──────── Stored records ────────

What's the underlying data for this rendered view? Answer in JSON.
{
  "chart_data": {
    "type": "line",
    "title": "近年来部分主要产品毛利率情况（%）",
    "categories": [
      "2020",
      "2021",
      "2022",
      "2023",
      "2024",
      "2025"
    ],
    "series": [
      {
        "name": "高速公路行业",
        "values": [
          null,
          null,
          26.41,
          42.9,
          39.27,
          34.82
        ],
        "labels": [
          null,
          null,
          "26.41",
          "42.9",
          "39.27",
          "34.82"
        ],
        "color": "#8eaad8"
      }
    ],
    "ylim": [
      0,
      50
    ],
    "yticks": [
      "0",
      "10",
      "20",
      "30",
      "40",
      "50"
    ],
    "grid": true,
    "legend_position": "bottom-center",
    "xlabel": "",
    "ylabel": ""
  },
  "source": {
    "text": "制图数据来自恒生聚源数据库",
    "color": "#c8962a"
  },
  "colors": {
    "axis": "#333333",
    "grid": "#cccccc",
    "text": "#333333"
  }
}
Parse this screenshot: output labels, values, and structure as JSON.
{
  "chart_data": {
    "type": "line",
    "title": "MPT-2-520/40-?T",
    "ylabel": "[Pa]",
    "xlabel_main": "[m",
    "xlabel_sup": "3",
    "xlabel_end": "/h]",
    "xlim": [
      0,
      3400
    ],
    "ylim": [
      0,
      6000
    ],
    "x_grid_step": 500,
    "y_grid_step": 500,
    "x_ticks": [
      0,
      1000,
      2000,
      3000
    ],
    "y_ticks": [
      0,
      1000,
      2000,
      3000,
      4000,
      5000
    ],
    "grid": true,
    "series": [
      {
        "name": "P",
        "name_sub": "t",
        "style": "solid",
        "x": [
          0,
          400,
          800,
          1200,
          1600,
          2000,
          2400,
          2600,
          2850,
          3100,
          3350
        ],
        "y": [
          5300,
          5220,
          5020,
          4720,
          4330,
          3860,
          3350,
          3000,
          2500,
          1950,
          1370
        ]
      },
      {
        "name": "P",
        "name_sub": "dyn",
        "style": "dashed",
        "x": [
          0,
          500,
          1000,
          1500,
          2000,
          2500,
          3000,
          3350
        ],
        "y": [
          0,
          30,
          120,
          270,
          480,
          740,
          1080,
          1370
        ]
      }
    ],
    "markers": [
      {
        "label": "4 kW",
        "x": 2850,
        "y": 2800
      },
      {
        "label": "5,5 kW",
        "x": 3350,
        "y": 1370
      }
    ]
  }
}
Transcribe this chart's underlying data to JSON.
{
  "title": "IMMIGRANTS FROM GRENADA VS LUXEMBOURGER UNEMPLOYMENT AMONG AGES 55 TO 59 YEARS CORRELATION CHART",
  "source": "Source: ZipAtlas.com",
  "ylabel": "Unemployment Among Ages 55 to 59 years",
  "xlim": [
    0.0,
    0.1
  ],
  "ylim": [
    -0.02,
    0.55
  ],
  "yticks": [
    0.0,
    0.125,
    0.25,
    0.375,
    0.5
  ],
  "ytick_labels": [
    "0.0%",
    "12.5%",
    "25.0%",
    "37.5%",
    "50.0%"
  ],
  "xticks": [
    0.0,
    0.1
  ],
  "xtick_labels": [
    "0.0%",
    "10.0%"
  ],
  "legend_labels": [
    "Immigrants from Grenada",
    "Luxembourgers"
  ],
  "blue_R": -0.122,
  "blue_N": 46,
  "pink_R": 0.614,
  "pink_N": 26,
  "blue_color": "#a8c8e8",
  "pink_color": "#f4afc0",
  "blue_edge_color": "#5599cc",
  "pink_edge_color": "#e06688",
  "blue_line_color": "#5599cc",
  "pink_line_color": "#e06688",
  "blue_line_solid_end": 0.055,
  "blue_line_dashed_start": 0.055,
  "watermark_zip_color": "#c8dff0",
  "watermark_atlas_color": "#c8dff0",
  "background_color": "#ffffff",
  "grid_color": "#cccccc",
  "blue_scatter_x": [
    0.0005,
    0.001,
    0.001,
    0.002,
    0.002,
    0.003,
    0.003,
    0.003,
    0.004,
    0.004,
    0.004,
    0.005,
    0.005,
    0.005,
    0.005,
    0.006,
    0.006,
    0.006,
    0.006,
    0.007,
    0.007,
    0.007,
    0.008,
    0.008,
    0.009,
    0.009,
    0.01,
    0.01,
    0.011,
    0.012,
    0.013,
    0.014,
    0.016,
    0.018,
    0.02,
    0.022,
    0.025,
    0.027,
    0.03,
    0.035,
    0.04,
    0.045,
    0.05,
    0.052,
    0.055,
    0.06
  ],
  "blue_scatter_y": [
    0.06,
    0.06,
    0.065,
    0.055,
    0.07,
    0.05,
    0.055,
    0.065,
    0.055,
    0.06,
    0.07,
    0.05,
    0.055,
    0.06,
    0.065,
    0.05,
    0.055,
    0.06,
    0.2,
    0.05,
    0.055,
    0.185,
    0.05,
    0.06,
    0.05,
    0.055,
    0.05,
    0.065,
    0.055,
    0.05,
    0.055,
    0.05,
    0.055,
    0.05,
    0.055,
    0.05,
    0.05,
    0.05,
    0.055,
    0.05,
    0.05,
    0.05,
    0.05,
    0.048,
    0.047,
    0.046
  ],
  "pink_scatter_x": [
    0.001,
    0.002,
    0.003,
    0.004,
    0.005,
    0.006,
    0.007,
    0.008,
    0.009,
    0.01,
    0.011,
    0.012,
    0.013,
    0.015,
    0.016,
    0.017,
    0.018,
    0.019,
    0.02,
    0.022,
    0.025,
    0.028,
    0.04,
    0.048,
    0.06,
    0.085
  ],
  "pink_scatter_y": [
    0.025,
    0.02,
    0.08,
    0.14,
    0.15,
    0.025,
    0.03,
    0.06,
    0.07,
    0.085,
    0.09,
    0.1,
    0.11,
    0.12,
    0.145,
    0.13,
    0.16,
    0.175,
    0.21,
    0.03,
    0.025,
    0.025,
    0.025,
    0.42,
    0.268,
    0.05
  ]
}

────────

◆ **Brief**
Repeat the records above exactly, from the first line to the last.

◆ **Written solution**
What's the underlying data for this rendered view? Answer in JSON.
{
  "chart_data": {
    "type": "line",
    "title": "近年来部分主要产品毛利率情况（%）",
    "categories": [
      "2020",
      "2021",
      "2022",
      "2023",
      "2024",
      "2025"
    ],
    "series": [
      {
        "name": "高速公路行业",
        "values": [
          null,
          null,
          26.41,
          42.9,
          39.27,
          34.82
        ],
        "labels": [
          null,
          null,
          "26.41",
          "42.9",
          "39.27",
          "34.82"
        ],
        "color": "#8eaad8"
      }
    ],
    "ylim": [
      0,
      50
    ],
    "yticks": [
      "0",
      "10",
      "20",
      "30",
      "40",
      "50"
    ],
    "grid": true,
    "legend_position": "bottom-center",
    "xlabel": "",
    "ylabel": ""
  },
  "source": {
    "text": "制图数据来自恒生聚源数据库",
    "color": "#c8962a"
  },
  "colors": {
    "axis": "#333333",
    "grid": "#cccccc",
    "text": "#333333"
  }
}
Parse this screenshot: output labels, values, and structure as JSON.
{
  "chart_data": {
    "type": "line",
    "title": "MPT-2-520/40-?T",
    "ylabel": "[Pa]",
    "xlabel_main": "[m",
    "xlabel_sup": "3",
    "xlabel_end": "/h]",
    "xlim": [
      0,
      3400
    ],
    "ylim": [
      0,
      6000
    ],
    "x_grid_step": 500,
    "y_grid_step": 500,
    "x_ticks": [
      0,
      1000,
      2000,
      3000
    ],
    "y_ticks": [
      0,
      1000,
      2000,
      3000,
      4000,
      5000
    ],
    "grid": true,
    "series": [
      {
        "name": "P",
        "name_sub": "t",
        "style": "solid",
        "x": [
          0,
          400,
          800,
          1200,
          1600,
          2000,
          2400,
          2600,
          2850,
          3100,
          3350
        ],
        "y": [
          5300,
          5220,
          5020,
          4720,
          4330,
          3860,
          3350,
          3000,
          2500,
          1950,
          1370
        ]
      },
      {
        "name": "P",
        "name_sub": "dyn",
        "style": "dashed",
        "x": [
          0,
          500,
          1000,
          1500,
          2000,
          2500,
          3000,
          3350
        ],
        "y": [
          0,
          30,
          120,
          270,
          480,
          740,
          1080,
          1370
        ]
      }
    ],
    "markers": [
      {
        "label": "4 kW",
        "x": 2850,
        "y": 2800
      },
      {
        "label": "5,5 kW",
        "x": 3350,
        "y": 1370
      }
    ]
  }
}
Transcribe this chart's underlying data to JSON.
{
  "title": "IMMIGRANTS FROM GRENADA VS LUXEMBOURGER UNEMPLOYMENT AMONG AGES 55 TO 59 YEARS CORRELATION CHART",
  "source": "Source: ZipAtlas.com",
  "ylabel": "Unemployment Among Ages 55 to 59 years",
  "xlim": [
    0.0,
    0.1
  ],
  "ylim": [
    -0.02,
    0.55
  ],
  "yticks": [
    0.0,
    0.125,
    0.25,
    0.375,
    0.5
  ],
  "ytick_labels": [
    "0.0%",
    "12.5%",
    "25.0%",
    "37.5%",
    "50.0%"
  ],
  "xticks": [
    0.0,
    0.1
  ],
  "xtick_labels": [
    "0.0%",
    "10.0%"
  ],
  "legend_labels": [
    "Immigrants from Grenada",
    "Luxembourgers"
  ],
  "blue_R": -0.122,
  "blue_N": 46,
  "pink_R": 0.614,
  "pink_N": 26,
  "blue_color": "#a8c8e8",
  "pink_color": "#f4afc0",
  "blue_edge_color": "#5599cc",
  "pink_edge_color": "#e06688",
  "blue_line_color": "#5599cc",
  "pink_line_color": "#e06688",
  "blue_line_solid_end": 0.055,
  "blue_line_dashed_start": 0.055,
  "watermark_zip_color": "#c8dff0",
  "watermark_atlas_color": "#c8dff0",
  "background_color": "#ffffff",
  "grid_color": "#cccccc",
  "blue_scatter_x": [
    0.0005,
    0.001,
    0.001,
    0.002,
    0.002,
    0.003,
    0.003,
    0.003,
    0.004,
    0.004,
    0.004,
    0.005,
    0.005,
    0.005,
    0.005,
    0.006,
    0.006,
    0.006,
    0.006,
    0.007,
    0.007,
    0.007,
    0.008,
    0.008,
    0.009,
    0.009,
    0.01,
    0.01,
    0.011,
    0.012,
    0.013,
    0.014,
    0.016,
    0.018,
    0.02,
    0.022,
    0.025,
    0.027,
    0.03,
    0.035,
    0.04,
    0.045,
    0.05,
    0.052,
    0.055,
    0.06
  ],
  "blue_scatter_y": [
    0.06,
    0.06,
    0.065,
    0.055,
    0.07,
    0.05,
    0.055,
    0.065,
    0.055,
    0.06,
    0.07,
    0.05,
    0.055,
    0.06,
    0.065,
    0.05,
    0.055,
    0.06,
    0.2,
    0.05,
    0.055,
    0.185,
    0.05,
    0.06,
    0.05,
    0.055,
    0.05,
    0.065,
    0.055,
    0.05,
    0.055,
    0.05,
    0.055,
    0.05,
    0.055,
    0.05,
    0.05,
    0.05,
    0.055,
    0.05,
    0.05,
    0.05,
    0.05,
    0.048,
    0.047,
    0.046
  ],
  "pink_scatter_x": [
    0.001,
    0.002,
    0.003,
    0.004,
    0.005,
    0.006,
    0.007,
    0.008,
    0.009,
    0.01,
    0.011,
    0.012,
    0.013,
    0.015,
    0.016,
    0.017,
    0.018,
    0.019,
    0.02,
    0.022,
    0.025,
    0.028,
    0.04,
    0.048,
    0.06,
    0.085
  ],
  "pink_scatter_y": [
    0.025,
    0.02,
    0.08,
    0.14,
    0.15,
    0.025,
    0.03,
    0.06,
    0.07,
    0.085,
    0.09,
    0.1,
    0.11,
    0.12,
    0.145,
    0.13,
    0.16,
    0.175,
    0.21,
    0.03,
    0.025,
    0.025,
    0.025,
    0.42,
    0.268,
    0.05
  ]
}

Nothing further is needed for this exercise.